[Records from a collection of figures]
━━━━━━━━━━━━━━━━━━━━

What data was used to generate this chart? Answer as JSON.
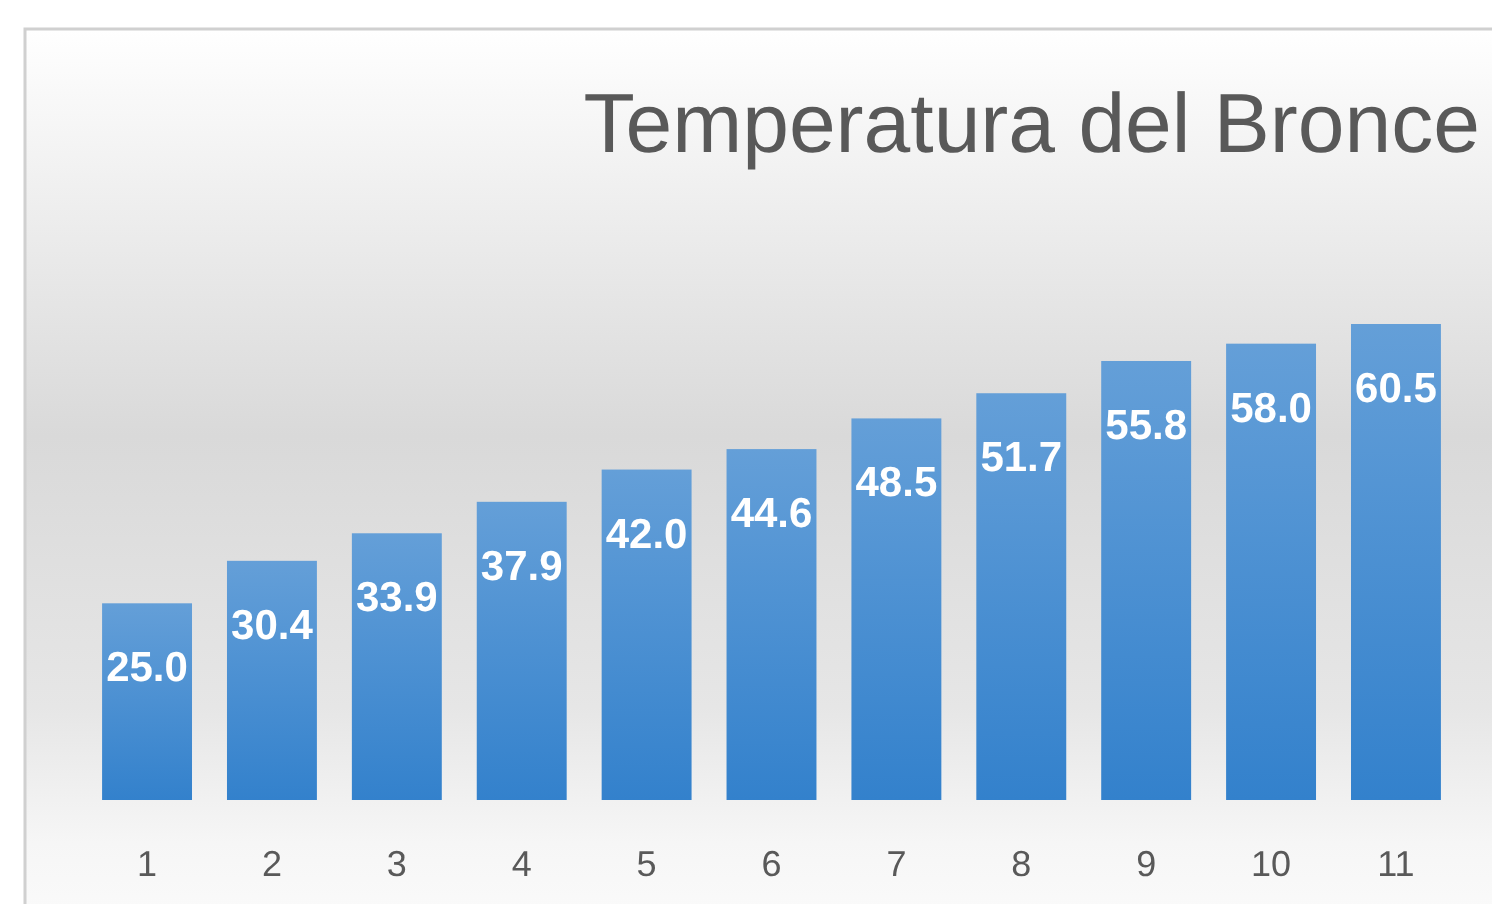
{
  "chart_data": {
    "type": "bar",
    "title": "Temperatura del Bronce",
    "categories": [
      "1",
      "2",
      "3",
      "4",
      "5",
      "6",
      "7",
      "8",
      "9",
      "10",
      "11"
    ],
    "values": [
      25.0,
      30.4,
      33.9,
      37.9,
      42.0,
      44.6,
      48.5,
      51.7,
      55.8,
      58.0,
      60.5
    ],
    "value_labels": [
      "25.0",
      "30.4",
      "33.9",
      "37.9",
      "42.0",
      "44.6",
      "48.5",
      "51.7",
      "55.8",
      "58.0",
      "60.5"
    ],
    "color": "#4a8fd2",
    "tick_labels": "x"
  }
}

━━━━━━━━━━━━━━━━━━━━

What needs to be done:
Each record must be quoted in full and exactly. Do not include the pictures.

Reply to the task:
What data was used to generate this chart? Answer as JSON.
{
  "chart_data": {
    "type": "bar",
    "title": "Temperatura del Bronce",
    "categories": [
      "1",
      "2",
      "3",
      "4",
      "5",
      "6",
      "7",
      "8",
      "9",
      "10",
      "11"
    ],
    "values": [
      25.0,
      30.4,
      33.9,
      37.9,
      42.0,
      44.6,
      48.5,
      51.7,
      55.8,
      58.0,
      60.5
    ],
    "value_labels": [
      "25.0",
      "30.4",
      "33.9",
      "37.9",
      "42.0",
      "44.6",
      "48.5",
      "51.7",
      "55.8",
      "58.0",
      "60.5"
    ],
    "color": "#4a8fd2",
    "tick_labels": "x"
  }
}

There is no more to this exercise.